(Extracted records)
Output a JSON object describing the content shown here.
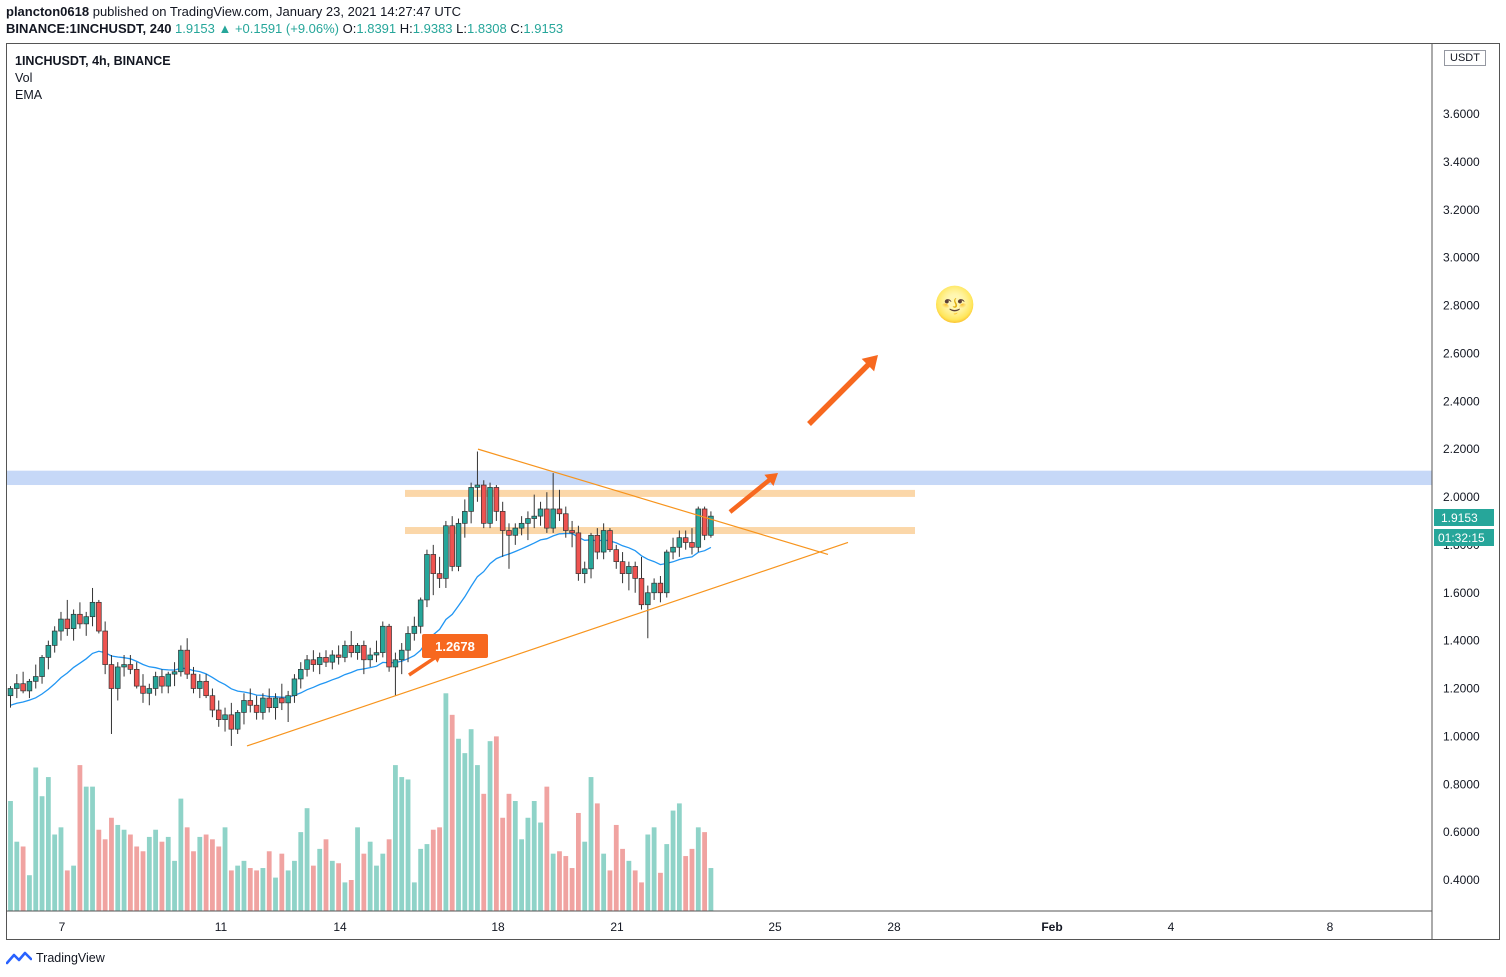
{
  "header": {
    "author": "plancton0618",
    "published_text": "published on TradingView.com, January 23, 2021 14:27:47 UTC",
    "symbol_line": "BINANCE:1INCHUSDT, 240",
    "last": "1.9153",
    "change": "+0.1591 (+9.06%)",
    "open_label": "O:",
    "open": "1.8391",
    "high_label": "H:",
    "high": "1.9383",
    "low_label": "L:",
    "low": "1.8308",
    "close_label": "C:",
    "close": "1.9153"
  },
  "legend": {
    "symbol": "1INCHUSDT, 4h, BINANCE",
    "vol": "Vol",
    "ema": "EMA"
  },
  "price_axis": {
    "unit": "USDT",
    "last_price_label": "1.9153",
    "countdown": "01:32:15"
  },
  "callout": {
    "text": "1.2678"
  },
  "emoji": "🌝",
  "footer": {
    "brand": "TradingView"
  },
  "colors": {
    "up": "#26a69a",
    "down": "#ef5350",
    "vol_up": "#8fd3c8",
    "vol_down": "#f0a3a1",
    "ema": "#2196f3",
    "trend": "#f7941d",
    "zone": "#fbd3a0",
    "resistance": "#c6d8f7",
    "arrow": "#f7681f"
  },
  "chart_data": {
    "type": "candlestick",
    "timeframe": "4h",
    "x_ticks": [
      "7",
      "11",
      "14",
      "18",
      "21",
      "25",
      "28",
      "Feb",
      "4",
      "8"
    ],
    "y_ticks": [
      "0.4000",
      "0.6000",
      "0.8000",
      "1.0000",
      "1.2000",
      "1.4000",
      "1.6000",
      "1.8000",
      "2.0000",
      "2.2000",
      "2.4000",
      "2.6000",
      "2.8000",
      "3.0000",
      "3.2000",
      "3.4000",
      "3.6000"
    ],
    "ylim": [
      0.27,
      3.76
    ],
    "candles": [
      {
        "o": 1.17,
        "h": 1.21,
        "l": 1.12,
        "c": 1.2
      },
      {
        "o": 1.2,
        "h": 1.26,
        "l": 1.16,
        "c": 1.22
      },
      {
        "o": 1.22,
        "h": 1.27,
        "l": 1.18,
        "c": 1.19
      },
      {
        "o": 1.19,
        "h": 1.24,
        "l": 1.16,
        "c": 1.23
      },
      {
        "o": 1.23,
        "h": 1.3,
        "l": 1.2,
        "c": 1.25
      },
      {
        "o": 1.25,
        "h": 1.34,
        "l": 1.22,
        "c": 1.33
      },
      {
        "o": 1.33,
        "h": 1.4,
        "l": 1.28,
        "c": 1.38
      },
      {
        "o": 1.38,
        "h": 1.46,
        "l": 1.35,
        "c": 1.44
      },
      {
        "o": 1.44,
        "h": 1.52,
        "l": 1.4,
        "c": 1.49
      },
      {
        "o": 1.49,
        "h": 1.57,
        "l": 1.42,
        "c": 1.45
      },
      {
        "o": 1.45,
        "h": 1.53,
        "l": 1.4,
        "c": 1.51
      },
      {
        "o": 1.51,
        "h": 1.56,
        "l": 1.45,
        "c": 1.47
      },
      {
        "o": 1.47,
        "h": 1.52,
        "l": 1.42,
        "c": 1.5
      },
      {
        "o": 1.5,
        "h": 1.62,
        "l": 1.46,
        "c": 1.56
      },
      {
        "o": 1.56,
        "h": 1.57,
        "l": 1.43,
        "c": 1.44
      },
      {
        "o": 1.44,
        "h": 1.48,
        "l": 1.26,
        "c": 1.3
      },
      {
        "o": 1.3,
        "h": 1.34,
        "l": 1.01,
        "c": 1.2
      },
      {
        "o": 1.2,
        "h": 1.31,
        "l": 1.15,
        "c": 1.29
      },
      {
        "o": 1.29,
        "h": 1.34,
        "l": 1.25,
        "c": 1.3
      },
      {
        "o": 1.3,
        "h": 1.34,
        "l": 1.26,
        "c": 1.28
      },
      {
        "o": 1.28,
        "h": 1.31,
        "l": 1.2,
        "c": 1.21
      },
      {
        "o": 1.21,
        "h": 1.26,
        "l": 1.14,
        "c": 1.18
      },
      {
        "o": 1.18,
        "h": 1.22,
        "l": 1.13,
        "c": 1.2
      },
      {
        "o": 1.2,
        "h": 1.27,
        "l": 1.17,
        "c": 1.25
      },
      {
        "o": 1.25,
        "h": 1.28,
        "l": 1.18,
        "c": 1.21
      },
      {
        "o": 1.21,
        "h": 1.27,
        "l": 1.18,
        "c": 1.26
      },
      {
        "o": 1.26,
        "h": 1.31,
        "l": 1.21,
        "c": 1.27
      },
      {
        "o": 1.27,
        "h": 1.38,
        "l": 1.25,
        "c": 1.36
      },
      {
        "o": 1.36,
        "h": 1.41,
        "l": 1.24,
        "c": 1.26
      },
      {
        "o": 1.26,
        "h": 1.29,
        "l": 1.18,
        "c": 1.2
      },
      {
        "o": 1.2,
        "h": 1.26,
        "l": 1.16,
        "c": 1.23
      },
      {
        "o": 1.23,
        "h": 1.26,
        "l": 1.16,
        "c": 1.17
      },
      {
        "o": 1.17,
        "h": 1.2,
        "l": 1.08,
        "c": 1.11
      },
      {
        "o": 1.11,
        "h": 1.15,
        "l": 1.04,
        "c": 1.07
      },
      {
        "o": 1.07,
        "h": 1.12,
        "l": 1.02,
        "c": 1.09
      },
      {
        "o": 1.09,
        "h": 1.14,
        "l": 0.96,
        "c": 1.03
      },
      {
        "o": 1.03,
        "h": 1.11,
        "l": 1.01,
        "c": 1.1
      },
      {
        "o": 1.1,
        "h": 1.18,
        "l": 1.05,
        "c": 1.15
      },
      {
        "o": 1.15,
        "h": 1.2,
        "l": 1.1,
        "c": 1.13
      },
      {
        "o": 1.13,
        "h": 1.17,
        "l": 1.07,
        "c": 1.1
      },
      {
        "o": 1.1,
        "h": 1.18,
        "l": 1.07,
        "c": 1.16
      },
      {
        "o": 1.16,
        "h": 1.2,
        "l": 1.1,
        "c": 1.12
      },
      {
        "o": 1.12,
        "h": 1.18,
        "l": 1.07,
        "c": 1.16
      },
      {
        "o": 1.16,
        "h": 1.22,
        "l": 1.11,
        "c": 1.14
      },
      {
        "o": 1.14,
        "h": 1.19,
        "l": 1.06,
        "c": 1.17
      },
      {
        "o": 1.17,
        "h": 1.26,
        "l": 1.14,
        "c": 1.24
      },
      {
        "o": 1.24,
        "h": 1.31,
        "l": 1.2,
        "c": 1.28
      },
      {
        "o": 1.28,
        "h": 1.34,
        "l": 1.25,
        "c": 1.32
      },
      {
        "o": 1.32,
        "h": 1.36,
        "l": 1.27,
        "c": 1.3
      },
      {
        "o": 1.3,
        "h": 1.35,
        "l": 1.26,
        "c": 1.33
      },
      {
        "o": 1.33,
        "h": 1.36,
        "l": 1.29,
        "c": 1.31
      },
      {
        "o": 1.31,
        "h": 1.36,
        "l": 1.28,
        "c": 1.34
      },
      {
        "o": 1.34,
        "h": 1.38,
        "l": 1.3,
        "c": 1.33
      },
      {
        "o": 1.33,
        "h": 1.4,
        "l": 1.31,
        "c": 1.38
      },
      {
        "o": 1.38,
        "h": 1.44,
        "l": 1.33,
        "c": 1.35
      },
      {
        "o": 1.35,
        "h": 1.39,
        "l": 1.32,
        "c": 1.38
      },
      {
        "o": 1.38,
        "h": 1.4,
        "l": 1.26,
        "c": 1.32
      },
      {
        "o": 1.32,
        "h": 1.37,
        "l": 1.29,
        "c": 1.34
      },
      {
        "o": 1.34,
        "h": 1.4,
        "l": 1.31,
        "c": 1.35
      },
      {
        "o": 1.35,
        "h": 1.48,
        "l": 1.33,
        "c": 1.46
      },
      {
        "o": 1.46,
        "h": 1.47,
        "l": 1.27,
        "c": 1.29
      },
      {
        "o": 1.29,
        "h": 1.35,
        "l": 1.17,
        "c": 1.32
      },
      {
        "o": 1.32,
        "h": 1.39,
        "l": 1.26,
        "c": 1.36
      },
      {
        "o": 1.36,
        "h": 1.46,
        "l": 1.31,
        "c": 1.43
      },
      {
        "o": 1.43,
        "h": 1.5,
        "l": 1.4,
        "c": 1.46
      },
      {
        "o": 1.46,
        "h": 1.58,
        "l": 1.43,
        "c": 1.57
      },
      {
        "o": 1.57,
        "h": 1.78,
        "l": 1.54,
        "c": 1.76
      },
      {
        "o": 1.76,
        "h": 1.8,
        "l": 1.59,
        "c": 1.68
      },
      {
        "o": 1.68,
        "h": 1.75,
        "l": 1.62,
        "c": 1.66
      },
      {
        "o": 1.66,
        "h": 1.9,
        "l": 1.62,
        "c": 1.88
      },
      {
        "o": 1.88,
        "h": 1.92,
        "l": 1.69,
        "c": 1.71
      },
      {
        "o": 1.71,
        "h": 1.91,
        "l": 1.69,
        "c": 1.89
      },
      {
        "o": 1.89,
        "h": 1.99,
        "l": 1.83,
        "c": 1.94
      },
      {
        "o": 1.94,
        "h": 2.06,
        "l": 1.89,
        "c": 2.04
      },
      {
        "o": 2.04,
        "h": 2.19,
        "l": 1.98,
        "c": 2.05
      },
      {
        "o": 2.05,
        "h": 2.07,
        "l": 1.87,
        "c": 1.89
      },
      {
        "o": 1.89,
        "h": 2.06,
        "l": 1.87,
        "c": 2.04
      },
      {
        "o": 2.04,
        "h": 2.05,
        "l": 1.9,
        "c": 1.94
      },
      {
        "o": 1.94,
        "h": 1.98,
        "l": 1.75,
        "c": 1.86
      },
      {
        "o": 1.86,
        "h": 1.89,
        "l": 1.7,
        "c": 1.84
      },
      {
        "o": 1.84,
        "h": 1.89,
        "l": 1.8,
        "c": 1.87
      },
      {
        "o": 1.87,
        "h": 1.92,
        "l": 1.84,
        "c": 1.89
      },
      {
        "o": 1.89,
        "h": 1.94,
        "l": 1.82,
        "c": 1.91
      },
      {
        "o": 1.91,
        "h": 2.01,
        "l": 1.87,
        "c": 1.92
      },
      {
        "o": 1.92,
        "h": 1.98,
        "l": 1.88,
        "c": 1.95
      },
      {
        "o": 1.95,
        "h": 2.02,
        "l": 1.85,
        "c": 1.87
      },
      {
        "o": 1.87,
        "h": 2.1,
        "l": 1.85,
        "c": 1.95
      },
      {
        "o": 1.95,
        "h": 2.03,
        "l": 1.9,
        "c": 1.93
      },
      {
        "o": 1.93,
        "h": 1.96,
        "l": 1.83,
        "c": 1.86
      },
      {
        "o": 1.86,
        "h": 1.9,
        "l": 1.79,
        "c": 1.85
      },
      {
        "o": 1.85,
        "h": 1.88,
        "l": 1.65,
        "c": 1.68
      },
      {
        "o": 1.68,
        "h": 1.73,
        "l": 1.64,
        "c": 1.7
      },
      {
        "o": 1.7,
        "h": 1.85,
        "l": 1.66,
        "c": 1.84
      },
      {
        "o": 1.84,
        "h": 1.87,
        "l": 1.74,
        "c": 1.77
      },
      {
        "o": 1.77,
        "h": 1.89,
        "l": 1.74,
        "c": 1.86
      },
      {
        "o": 1.86,
        "h": 1.87,
        "l": 1.77,
        "c": 1.78
      },
      {
        "o": 1.78,
        "h": 1.8,
        "l": 1.7,
        "c": 1.73
      },
      {
        "o": 1.73,
        "h": 1.77,
        "l": 1.64,
        "c": 1.68
      },
      {
        "o": 1.68,
        "h": 1.73,
        "l": 1.61,
        "c": 1.71
      },
      {
        "o": 1.71,
        "h": 1.73,
        "l": 1.6,
        "c": 1.66
      },
      {
        "o": 1.66,
        "h": 1.75,
        "l": 1.53,
        "c": 1.55
      },
      {
        "o": 1.55,
        "h": 1.63,
        "l": 1.41,
        "c": 1.6
      },
      {
        "o": 1.6,
        "h": 1.66,
        "l": 1.57,
        "c": 1.64
      },
      {
        "o": 1.64,
        "h": 1.67,
        "l": 1.56,
        "c": 1.6
      },
      {
        "o": 1.6,
        "h": 1.78,
        "l": 1.58,
        "c": 1.77
      },
      {
        "o": 1.77,
        "h": 1.83,
        "l": 1.74,
        "c": 1.79
      },
      {
        "o": 1.79,
        "h": 1.86,
        "l": 1.75,
        "c": 1.83
      },
      {
        "o": 1.83,
        "h": 1.86,
        "l": 1.78,
        "c": 1.81
      },
      {
        "o": 1.81,
        "h": 1.87,
        "l": 1.76,
        "c": 1.79
      },
      {
        "o": 1.79,
        "h": 1.96,
        "l": 1.77,
        "c": 1.95
      },
      {
        "o": 1.95,
        "h": 1.96,
        "l": 1.82,
        "c": 1.84
      },
      {
        "o": 1.84,
        "h": 1.94,
        "l": 1.83,
        "c": 1.92
      }
    ],
    "volume": [
      0.73,
      0.56,
      0.54,
      0.42,
      0.87,
      0.75,
      0.83,
      0.59,
      0.62,
      0.44,
      0.46,
      0.88,
      0.79,
      0.79,
      0.61,
      0.57,
      0.66,
      0.63,
      0.61,
      0.59,
      0.54,
      0.52,
      0.58,
      0.61,
      0.56,
      0.58,
      0.48,
      0.74,
      0.62,
      0.52,
      0.58,
      0.59,
      0.57,
      0.54,
      0.62,
      0.44,
      0.46,
      0.48,
      0.45,
      0.44,
      0.45,
      0.52,
      0.41,
      0.51,
      0.44,
      0.48,
      0.6,
      0.7,
      0.46,
      0.53,
      0.57,
      0.48,
      0.47,
      0.39,
      0.4,
      0.62,
      0.51,
      0.56,
      0.46,
      0.51,
      0.57,
      0.88,
      0.83,
      0.82,
      0.39,
      0.53,
      0.55,
      0.61,
      0.62,
      1.18,
      1.09,
      0.99,
      0.93,
      1.03,
      0.88,
      0.76,
      0.98,
      1.0,
      0.66,
      0.76,
      0.73,
      0.57,
      0.66,
      0.73,
      0.64,
      0.79,
      0.51,
      0.52,
      0.5,
      0.45,
      0.68,
      0.56,
      0.83,
      0.72,
      0.51,
      0.44,
      0.63,
      0.53,
      0.48,
      0.44,
      0.39,
      0.59,
      0.62,
      0.43,
      0.55,
      0.69,
      0.72,
      0.5,
      0.53,
      0.62,
      0.6,
      0.45
    ],
    "drawings": {
      "resistance_zone": [
        2.05,
        2.11
      ],
      "horizontal_zones": [
        2.015,
        1.86
      ],
      "descending_trendline": [
        [
          2.2
        ],
        [
          1.76
        ]
      ],
      "ascending_trendline": [
        [
          0.96
        ],
        [
          1.81
        ]
      ]
    }
  }
}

What the task asks:
Which lines above contain the word "TradingView"? Copy each of them.

Final result:
    "published_text": "published on TradingView.com, January 23, 2021 14:27:47 UTC",
    "brand": "TradingView"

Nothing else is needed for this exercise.